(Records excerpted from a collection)
········

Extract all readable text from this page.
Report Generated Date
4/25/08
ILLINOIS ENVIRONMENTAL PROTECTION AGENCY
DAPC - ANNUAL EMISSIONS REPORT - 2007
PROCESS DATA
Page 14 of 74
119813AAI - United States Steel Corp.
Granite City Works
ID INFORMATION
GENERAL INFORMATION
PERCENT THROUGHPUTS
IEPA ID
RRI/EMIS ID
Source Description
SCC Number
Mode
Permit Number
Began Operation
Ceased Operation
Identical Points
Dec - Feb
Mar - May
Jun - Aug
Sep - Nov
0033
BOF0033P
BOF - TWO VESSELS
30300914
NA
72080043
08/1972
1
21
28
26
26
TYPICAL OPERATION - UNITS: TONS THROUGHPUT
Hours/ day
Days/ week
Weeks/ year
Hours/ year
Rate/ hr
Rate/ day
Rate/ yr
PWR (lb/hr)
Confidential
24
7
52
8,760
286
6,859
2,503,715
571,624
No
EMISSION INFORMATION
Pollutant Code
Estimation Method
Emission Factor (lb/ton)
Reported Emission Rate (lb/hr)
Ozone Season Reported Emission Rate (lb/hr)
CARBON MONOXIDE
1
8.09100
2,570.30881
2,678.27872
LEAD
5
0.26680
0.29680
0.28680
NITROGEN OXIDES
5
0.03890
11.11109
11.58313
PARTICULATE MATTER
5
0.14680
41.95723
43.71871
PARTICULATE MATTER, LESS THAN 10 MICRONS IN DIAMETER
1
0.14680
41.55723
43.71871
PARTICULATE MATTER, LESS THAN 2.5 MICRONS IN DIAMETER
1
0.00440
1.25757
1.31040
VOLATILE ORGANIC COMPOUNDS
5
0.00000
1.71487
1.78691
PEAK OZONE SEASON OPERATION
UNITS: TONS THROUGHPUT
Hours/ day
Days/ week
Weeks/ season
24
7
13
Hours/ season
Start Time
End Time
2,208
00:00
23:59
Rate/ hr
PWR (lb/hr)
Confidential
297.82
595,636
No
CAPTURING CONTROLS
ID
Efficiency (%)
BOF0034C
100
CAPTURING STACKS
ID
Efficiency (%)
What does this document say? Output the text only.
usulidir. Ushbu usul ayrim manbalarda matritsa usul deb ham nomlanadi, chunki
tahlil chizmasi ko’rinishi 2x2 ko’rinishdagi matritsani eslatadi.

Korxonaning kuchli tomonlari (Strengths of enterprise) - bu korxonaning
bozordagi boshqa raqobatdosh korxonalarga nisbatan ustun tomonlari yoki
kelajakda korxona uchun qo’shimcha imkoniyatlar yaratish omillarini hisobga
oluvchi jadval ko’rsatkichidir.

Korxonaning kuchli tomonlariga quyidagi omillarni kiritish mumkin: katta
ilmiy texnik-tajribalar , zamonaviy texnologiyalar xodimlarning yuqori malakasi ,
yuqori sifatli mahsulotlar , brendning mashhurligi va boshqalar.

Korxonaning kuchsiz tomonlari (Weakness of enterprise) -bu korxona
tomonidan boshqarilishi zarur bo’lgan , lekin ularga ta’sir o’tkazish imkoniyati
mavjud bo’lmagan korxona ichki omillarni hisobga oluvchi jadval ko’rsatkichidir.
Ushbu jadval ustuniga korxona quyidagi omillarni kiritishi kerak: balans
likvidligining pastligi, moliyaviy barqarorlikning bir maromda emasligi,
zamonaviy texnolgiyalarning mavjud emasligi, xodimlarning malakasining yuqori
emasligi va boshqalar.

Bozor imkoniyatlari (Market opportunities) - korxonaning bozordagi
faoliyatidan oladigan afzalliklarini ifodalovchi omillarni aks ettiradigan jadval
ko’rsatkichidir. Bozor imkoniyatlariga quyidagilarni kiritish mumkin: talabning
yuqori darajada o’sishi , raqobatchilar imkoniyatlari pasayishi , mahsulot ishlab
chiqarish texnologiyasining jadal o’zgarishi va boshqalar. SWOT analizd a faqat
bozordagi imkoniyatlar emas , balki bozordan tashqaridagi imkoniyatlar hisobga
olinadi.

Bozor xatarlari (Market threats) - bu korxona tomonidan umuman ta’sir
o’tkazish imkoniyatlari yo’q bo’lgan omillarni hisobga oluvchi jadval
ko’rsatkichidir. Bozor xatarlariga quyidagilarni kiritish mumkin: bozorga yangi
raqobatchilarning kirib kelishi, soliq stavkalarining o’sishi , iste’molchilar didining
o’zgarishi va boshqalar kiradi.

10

········

» **Do this**: Extract all lines as given.

» **Task solution**:
Extract all readable text from this page.
Report Generated Date
4/25/08
ILLINOIS ENVIRONMENTAL PROTECTION AGENCY
DAPC - ANNUAL EMISSIONS REPORT - 2007
PROCESS DATA
Page 14 of 74
119813AAI - United States Steel Corp.
Granite City Works
ID INFORMATION
GENERAL INFORMATION
PERCENT THROUGHPUTS
IEPA ID
RRI/EMIS ID
Source Description
SCC Number
Mode
Permit Number
Began Operation
Ceased Operation
Identical Points
Dec - Feb
Mar - May
Jun - Aug
Sep - Nov
0033
BOF0033P
BOF - TWO VESSELS
30300914
NA
72080043
08/1972
1
21
28
26
26
TYPICAL OPERATION - UNITS: TONS THROUGHPUT
Hours/ day
Days/ week
Weeks/ year
Hours/ year
Rate/ hr
Rate/ day
Rate/ yr
PWR (lb/hr)
Confidential
24
7
52
8,760
286
6,859
2,503,715
571,624
No
EMISSION INFORMATION
Pollutant Code
Estimation Method
Emission Factor (lb/ton)
Reported Emission Rate (lb/hr)
Ozone Season Reported Emission Rate (lb/hr)
CARBON MONOXIDE
1
8.09100
2,570.30881
2,678.27872
LEAD
5
0.26680
0.29680
0.28680
NITROGEN OXIDES
5
0.03890
11.11109
11.58313
PARTICULATE MATTER
5
0.14680
41.95723
43.71871
PARTICULATE MATTER, LESS THAN 10 MICRONS IN DIAMETER
1
0.14680
41.55723
43.71871
PARTICULATE MATTER, LESS THAN 2.5 MICRONS IN DIAMETER
1
0.00440
1.25757
1.31040
VOLATILE ORGANIC COMPOUNDS
5
0.00000
1.71487
1.78691
PEAK OZONE SEASON OPERATION
UNITS: TONS THROUGHPUT
Hours/ day
Days/ week
Weeks/ season
24
7
13
Hours/ season
Start Time
End Time
2,208
00:00
23:59
Rate/ hr
PWR (lb/hr)
Confidential
297.82
595,636
No
CAPTURING CONTROLS
ID
Efficiency (%)
BOF0034C
100
CAPTURING STACKS
ID
Efficiency (%)
What does this document say? Output the text only.
usulidir. Ushbu usul ayrim manbalarda matritsa usul deb ham nomlanadi, chunki
tahlil chizmasi ko’rinishi 2x2 ko’rinishdagi matritsani eslatadi.

Korxonaning kuchli tomonlari (Strengths of enterprise) - bu korxonaning
bozordagi boshqa raqobatdosh korxonalarga nisbatan ustun tomonlari yoki
kelajakda korxona uchun qo’shimcha imkoniyatlar yaratish omillarini hisobga
oluvchi jadval ko’rsatkichidir.

Korxonaning kuchli tomonlariga quyidagi omillarni kiritish mumkin: katta
ilmiy texnik-tajribalar , zamonaviy texnologiyalar xodimlarning yuqori malakasi ,
yuqori sifatli mahsulotlar , brendning mashhurligi va boshqalar.

Korxonaning kuchsiz tomonlari (Weakness of enterprise) -bu korxona
tomonidan boshqarilishi zarur bo’lgan , lekin ularga ta’sir o’tkazish imkoniyati
mavjud bo’lmagan korxona ichki omillarni hisobga oluvchi jadval ko’rsatkichidir.
Ushbu jadval ustuniga korxona quyidagi omillarni kiritishi kerak: balans
likvidligining pastligi, moliyaviy barqarorlikning bir maromda emasligi,
zamonaviy texnolgiyalarning mavjud emasligi, xodimlarning malakasining yuqori
emasligi va boshqalar.

Bozor imkoniyatlari (Market opportunities) - korxonaning bozordagi
faoliyatidan oladigan afzalliklarini ifodalovchi omillarni aks ettiradigan jadval
ko’rsatkichidir. Bozor imkoniyatlariga quyidagilarni kiritish mumkin: talabning
yuqori darajada o’sishi , raqobatchilar imkoniyatlari pasayishi , mahsulot ishlab
chiqarish texnologiyasining jadal o’zgarishi va boshqalar. SWOT analizd a faqat
bozordagi imkoniyatlar emas , balki bozordan tashqaridagi imkoniyatlar hisobga
olinadi.

Bozor xatarlari (Market threats) - bu korxona tomonidan umuman ta’sir
o’tkazish imkoniyatlari yo’q bo’lgan omillarni hisobga oluvchi jadval
ko’rsatkichidir. Bozor xatarlariga quyidagilarni kiritish mumkin: bozorga yangi
raqobatchilarning kirib kelishi, soliq stavkalarining o’sishi , iste’molchilar didining
o’zgarishi va boshqalar kiradi.

10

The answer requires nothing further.